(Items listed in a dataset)
::::::::

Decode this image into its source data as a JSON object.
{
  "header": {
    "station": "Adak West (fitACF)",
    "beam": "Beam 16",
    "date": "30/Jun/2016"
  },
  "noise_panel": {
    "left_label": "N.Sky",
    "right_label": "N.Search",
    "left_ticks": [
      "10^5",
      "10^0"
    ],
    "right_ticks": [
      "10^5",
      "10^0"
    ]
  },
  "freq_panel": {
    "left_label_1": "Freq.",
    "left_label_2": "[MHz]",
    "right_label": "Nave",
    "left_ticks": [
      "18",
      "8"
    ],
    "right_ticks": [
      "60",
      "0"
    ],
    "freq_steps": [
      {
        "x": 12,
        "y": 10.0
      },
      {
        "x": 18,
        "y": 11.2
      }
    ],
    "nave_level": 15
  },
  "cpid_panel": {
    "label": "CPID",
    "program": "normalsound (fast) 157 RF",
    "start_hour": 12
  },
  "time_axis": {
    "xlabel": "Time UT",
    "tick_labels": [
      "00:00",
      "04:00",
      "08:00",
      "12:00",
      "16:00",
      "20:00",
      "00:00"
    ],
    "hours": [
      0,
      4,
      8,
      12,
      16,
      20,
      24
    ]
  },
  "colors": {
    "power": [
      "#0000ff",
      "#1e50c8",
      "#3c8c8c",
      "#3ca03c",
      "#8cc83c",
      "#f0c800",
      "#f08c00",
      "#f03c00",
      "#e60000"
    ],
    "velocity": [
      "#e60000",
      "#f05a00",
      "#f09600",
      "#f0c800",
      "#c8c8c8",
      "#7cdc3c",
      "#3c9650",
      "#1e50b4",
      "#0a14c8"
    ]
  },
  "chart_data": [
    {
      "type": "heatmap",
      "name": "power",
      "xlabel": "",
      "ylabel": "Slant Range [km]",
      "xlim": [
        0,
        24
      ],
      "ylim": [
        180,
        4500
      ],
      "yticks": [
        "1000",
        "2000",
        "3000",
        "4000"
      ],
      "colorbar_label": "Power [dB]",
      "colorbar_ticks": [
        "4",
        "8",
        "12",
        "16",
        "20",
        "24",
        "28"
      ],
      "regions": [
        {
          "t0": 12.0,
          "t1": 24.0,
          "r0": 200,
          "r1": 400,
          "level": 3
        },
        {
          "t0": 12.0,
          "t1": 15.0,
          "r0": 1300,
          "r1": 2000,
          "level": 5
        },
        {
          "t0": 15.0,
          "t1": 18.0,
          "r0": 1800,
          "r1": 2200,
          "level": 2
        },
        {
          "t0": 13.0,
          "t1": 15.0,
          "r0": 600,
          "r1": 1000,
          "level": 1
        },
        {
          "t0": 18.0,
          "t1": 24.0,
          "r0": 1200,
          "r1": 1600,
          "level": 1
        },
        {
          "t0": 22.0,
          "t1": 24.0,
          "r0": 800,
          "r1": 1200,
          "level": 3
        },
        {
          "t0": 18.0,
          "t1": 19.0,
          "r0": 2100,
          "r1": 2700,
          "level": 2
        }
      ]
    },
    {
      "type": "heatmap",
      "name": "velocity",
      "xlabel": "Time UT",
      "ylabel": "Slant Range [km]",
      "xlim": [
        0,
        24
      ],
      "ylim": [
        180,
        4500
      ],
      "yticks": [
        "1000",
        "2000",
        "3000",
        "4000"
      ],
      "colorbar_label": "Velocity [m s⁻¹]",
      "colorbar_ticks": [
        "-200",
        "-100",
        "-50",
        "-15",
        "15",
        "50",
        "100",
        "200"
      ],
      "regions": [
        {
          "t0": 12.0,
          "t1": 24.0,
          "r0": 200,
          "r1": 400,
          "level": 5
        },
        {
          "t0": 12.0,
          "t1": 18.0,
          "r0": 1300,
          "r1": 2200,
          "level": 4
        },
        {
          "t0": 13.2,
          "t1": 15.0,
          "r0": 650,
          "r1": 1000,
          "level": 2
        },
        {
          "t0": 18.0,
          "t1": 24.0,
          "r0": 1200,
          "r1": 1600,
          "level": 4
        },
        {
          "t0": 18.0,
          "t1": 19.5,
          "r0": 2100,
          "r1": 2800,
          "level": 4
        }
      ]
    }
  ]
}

::::::::

Write the whole listing out again. Keep every line exactly as it is.

◆ **Solution for this task**:
Decode this image into its source data as a JSON object.
{
  "header": {
    "station": "Adak West (fitACF)",
    "beam": "Beam 16",
    "date": "30/Jun/2016"
  },
  "noise_panel": {
    "left_label": "N.Sky",
    "right_label": "N.Search",
    "left_ticks": [
      "10^5",
      "10^0"
    ],
    "right_ticks": [
      "10^5",
      "10^0"
    ]
  },
  "freq_panel": {
    "left_label_1": "Freq.",
    "left_label_2": "[MHz]",
    "right_label": "Nave",
    "left_ticks": [
      "18",
      "8"
    ],
    "right_ticks": [
      "60",
      "0"
    ],
    "freq_steps": [
      {
        "x": 12,
        "y": 10.0
      },
      {
        "x": 18,
        "y": 11.2
      }
    ],
    "nave_level": 15
  },
  "cpid_panel": {
    "label": "CPID",
    "program": "normalsound (fast) 157 RF",
    "start_hour": 12
  },
  "time_axis": {
    "xlabel": "Time UT",
    "tick_labels": [
      "00:00",
      "04:00",
      "08:00",
      "12:00",
      "16:00",
      "20:00",
      "00:00"
    ],
    "hours": [
      0,
      4,
      8,
      12,
      16,
      20,
      24
    ]
  },
  "colors": {
    "power": [
      "#0000ff",
      "#1e50c8",
      "#3c8c8c",
      "#3ca03c",
      "#8cc83c",
      "#f0c800",
      "#f08c00",
      "#f03c00",
      "#e60000"
    ],
    "velocity": [
      "#e60000",
      "#f05a00",
      "#f09600",
      "#f0c800",
      "#c8c8c8",
      "#7cdc3c",
      "#3c9650",
      "#1e50b4",
      "#0a14c8"
    ]
  },
  "chart_data": [
    {
      "type": "heatmap",
      "name": "power",
      "xlabel": "",
      "ylabel": "Slant Range [km]",
      "xlim": [
        0,
        24
      ],
      "ylim": [
        180,
        4500
      ],
      "yticks": [
        "1000",
        "2000",
        "3000",
        "4000"
      ],
      "colorbar_label": "Power [dB]",
      "colorbar_ticks": [
        "4",
        "8",
        "12",
        "16",
        "20",
        "24",
        "28"
      ],
      "regions": [
        {
          "t0": 12.0,
          "t1": 24.0,
          "r0": 200,
          "r1": 400,
          "level": 3
        },
        {
          "t0": 12.0,
          "t1": 15.0,
          "r0": 1300,
          "r1": 2000,
          "level": 5
        },
        {
          "t0": 15.0,
          "t1": 18.0,
          "r0": 1800,
          "r1": 2200,
          "level": 2
        },
        {
          "t0": 13.0,
          "t1": 15.0,
          "r0": 600,
          "r1": 1000,
          "level": 1
        },
        {
          "t0": 18.0,
          "t1": 24.0,
          "r0": 1200,
          "r1": 1600,
          "level": 1
        },
        {
          "t0": 22.0,
          "t1": 24.0,
          "r0": 800,
          "r1": 1200,
          "level": 3
        },
        {
          "t0": 18.0,
          "t1": 19.0,
          "r0": 2100,
          "r1": 2700,
          "level": 2
        }
      ]
    },
    {
      "type": "heatmap",
      "name": "velocity",
      "xlabel": "Time UT",
      "ylabel": "Slant Range [km]",
      "xlim": [
        0,
        24
      ],
      "ylim": [
        180,
        4500
      ],
      "yticks": [
        "1000",
        "2000",
        "3000",
        "4000"
      ],
      "colorbar_label": "Velocity [m s⁻¹]",
      "colorbar_ticks": [
        "-200",
        "-100",
        "-50",
        "-15",
        "15",
        "50",
        "100",
        "200"
      ],
      "regions": [
        {
          "t0": 12.0,
          "t1": 24.0,
          "r0": 200,
          "r1": 400,
          "level": 5
        },
        {
          "t0": 12.0,
          "t1": 18.0,
          "r0": 1300,
          "r1": 2200,
          "level": 4
        },
        {
          "t0": 13.2,
          "t1": 15.0,
          "r0": 650,
          "r1": 1000,
          "level": 2
        },
        {
          "t0": 18.0,
          "t1": 24.0,
          "r0": 1200,
          "r1": 1600,
          "level": 4
        },
        {
          "t0": 18.0,
          "t1": 19.5,
          "r0": 2100,
          "r1": 2800,
          "level": 4
        }
      ]
    }
  ]
}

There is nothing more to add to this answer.